OBJECTIVE - Each entry must be given again exactly; images do not belong in the copy.

(Stored records)
━━━

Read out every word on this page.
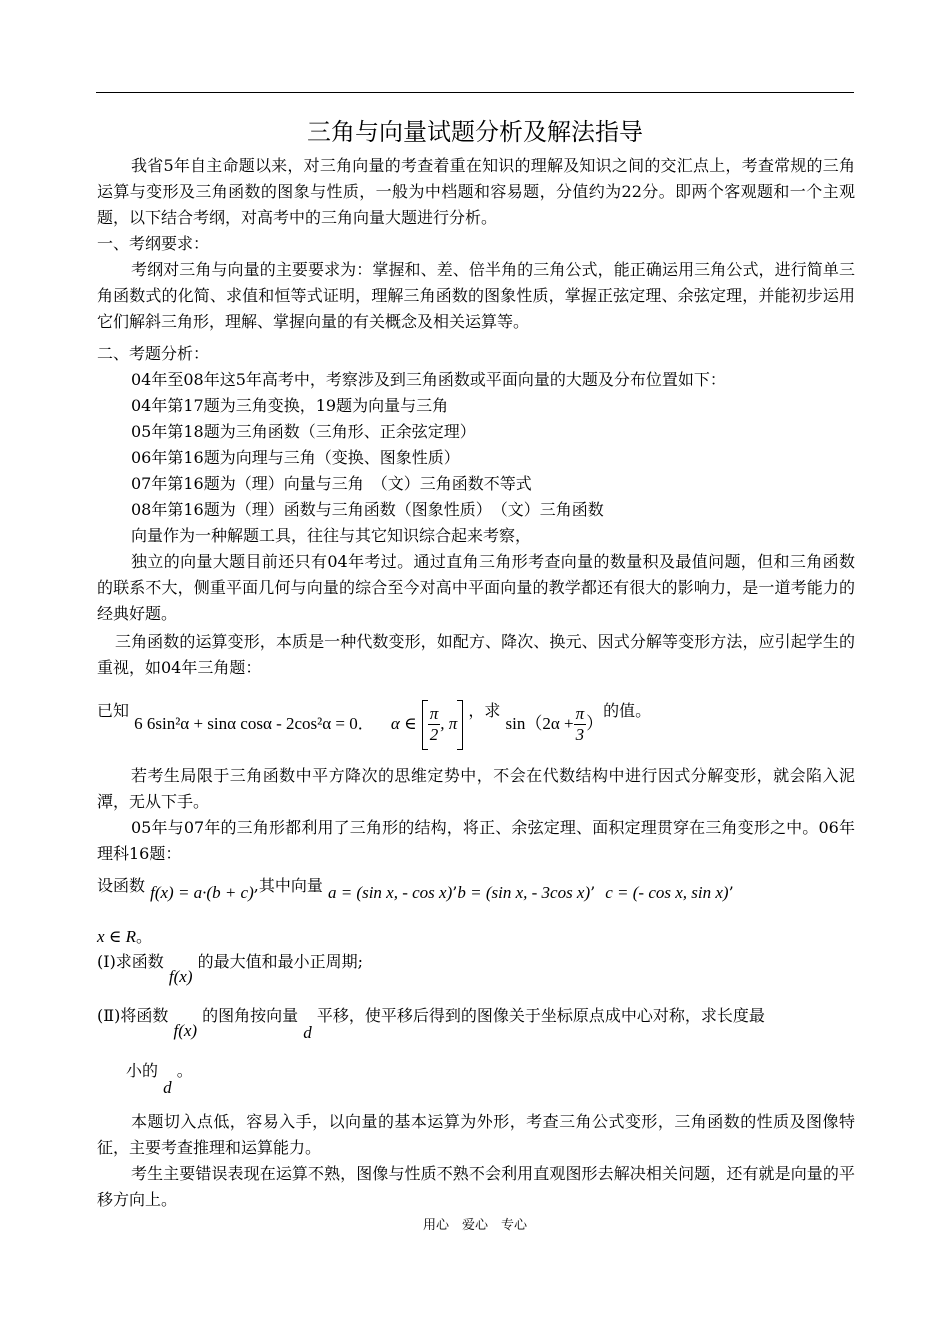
三角与向量试题分析及解法指导

我省5年自主命题以来，对三角向量的考查着重在知识的理解及知识之间的交汇点上，考查常规的三角运算与变形及三角函数的图象与性质，一般为中档题和容易题，分值约为22分。即两个客观题和一个主观题，以下结合考纲，对高考中的三角向量大题进行分析。

一、考纲要求：

考纲对三角与向量的主要要求为：掌握和、差、倍半角的三角公式，能正确运用三角公式，进行简单三角函数式的化简、求值和恒等式证明，理解三角函数的图象性质，掌握正弦定理、余弦定理，并能初步运用它们解斜三角形，理解、掌握向量的有关概念及相关运算等。

二、考题分析：

04年至08年这5年高考中，考察涉及到三角函数或平面向量的大题及分布位置如下：

04年第17题为三角变换，19题为向量与三角

05年第18题为三角函数（三角形、正余弦定理）

06年第16题为向理与三角（变换、图象性质）

07年第16题为（理）向量与三角　（文）三角函数不等式

08年第16题为（理）函数与三角函数（图象性质）　（文）三角函数

向量作为一种解题工具，往往与其它知识综合起来考察，

独立的向量大题目前还只有04年考过。通过直角三角形考查向量的数量积及最值问题，但和三角函数的联系不大，侧重平面几何与向量的综合至今对高中平面向量的教学都还有很大的影响力，是一道考能力的经典好题。

三角函数的运算变形，本质是一种代数变形，如配方、降次、换元、因式分解等变形方法，应引起学生的重视，如04年三角题：

已知 6 6sin²α + sinα cosα - 2cos²α = 0． α ∈ $\frac{\pi}{2}$ , π ，求 $\sin(2\alpha + \frac{\pi}{3}$ ）的值。

若考生局限于三角函数中平方降次的思维定势中，不会在代数结构中进行因式分解变形，就会陷入泥潭，无从下手。

05年与07年的三角形都利用了三角形的结构，将正、余弦定理、面积定理贯穿在三角变形之中。06年理科16题：

设函数 f(x) = a·(b + c),其中向量 a = (sin x, - cos x)’b = (sin x, - 3cos x)’ c = (- cos x, sin x)’
x ∈ R。
(Ⅰ)求函数 f(x) 的最大值和最小正周期;
(Ⅱ)将函数 f(x) 的图角按向量 d 平移，使平移后得到的图像关于坐标原点成中心对称，求长度最
小的 d 。

本题切入点低，容易入手，以向量的基本运算为外形，考查三角公式变形，三角函数的性质及图像特征，主要考查推理和运算能力。

考生主要错误表现在运算不熟，图像与性质不熟不会利用直观图形去解决相关问题，还有就是向量的平移方向上。

用心　爱心　专心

━━━

RESPONSE FOR THIS EXERCISE -
Read out every word on this page.
三角与向量试题分析及解法指导

我省5年自主命题以来，对三角向量的考查着重在知识的理解及知识之间的交汇点上，考查常规的三角运算与变形及三角函数的图象与性质，一般为中档题和容易题，分值约为22分。即两个客观题和一个主观题，以下结合考纲，对高考中的三角向量大题进行分析。

一、考纲要求：

考纲对三角与向量的主要要求为：掌握和、差、倍半角的三角公式，能正确运用三角公式，进行简单三角函数式的化简、求值和恒等式证明，理解三角函数的图象性质，掌握正弦定理、余弦定理，并能初步运用它们解斜三角形，理解、掌握向量的有关概念及相关运算等。

二、考题分析：

04年至08年这5年高考中，考察涉及到三角函数或平面向量的大题及分布位置如下：

04年第17题为三角变换，19题为向量与三角

05年第18题为三角函数（三角形、正余弦定理）

06年第16题为向理与三角（变换、图象性质）

07年第16题为（理）向量与三角　（文）三角函数不等式

08年第16题为（理）函数与三角函数（图象性质）　（文）三角函数

向量作为一种解题工具，往往与其它知识综合起来考察，

独立的向量大题目前还只有04年考过。通过直角三角形考查向量的数量积及最值问题，但和三角函数的联系不大，侧重平面几何与向量的综合至今对高中平面向量的教学都还有很大的影响力，是一道考能力的经典好题。

三角函数的运算变形，本质是一种代数变形，如配方、降次、换元、因式分解等变形方法，应引起学生的重视，如04年三角题：

已知 6 6sin²α + sinα cosα - 2cos²α = 0． α ∈ $\frac{\pi}{2}$ , π ，求 $\sin(2\alpha + \frac{\pi}{3}$ ）的值。

若考生局限于三角函数中平方降次的思维定势中，不会在代数结构中进行因式分解变形，就会陷入泥潭，无从下手。

05年与07年的三角形都利用了三角形的结构，将正、余弦定理、面积定理贯穿在三角变形之中。06年理科16题：

设函数 f(x) = a·(b + c),其中向量 a = (sin x, - cos x)’b = (sin x, - 3cos x)’ c = (- cos x, sin x)’
x ∈ R。
(Ⅰ)求函数 f(x) 的最大值和最小正周期;
(Ⅱ)将函数 f(x) 的图角按向量 d 平移，使平移后得到的图像关于坐标原点成中心对称，求长度最
小的 d 。

本题切入点低，容易入手，以向量的基本运算为外形，考查三角公式变形，三角函数的性质及图像特征，主要考查推理和运算能力。

考生主要错误表现在运算不熟，图像与性质不熟不会利用直观图形去解决相关问题，还有就是向量的平移方向上。

用心　爱心　专心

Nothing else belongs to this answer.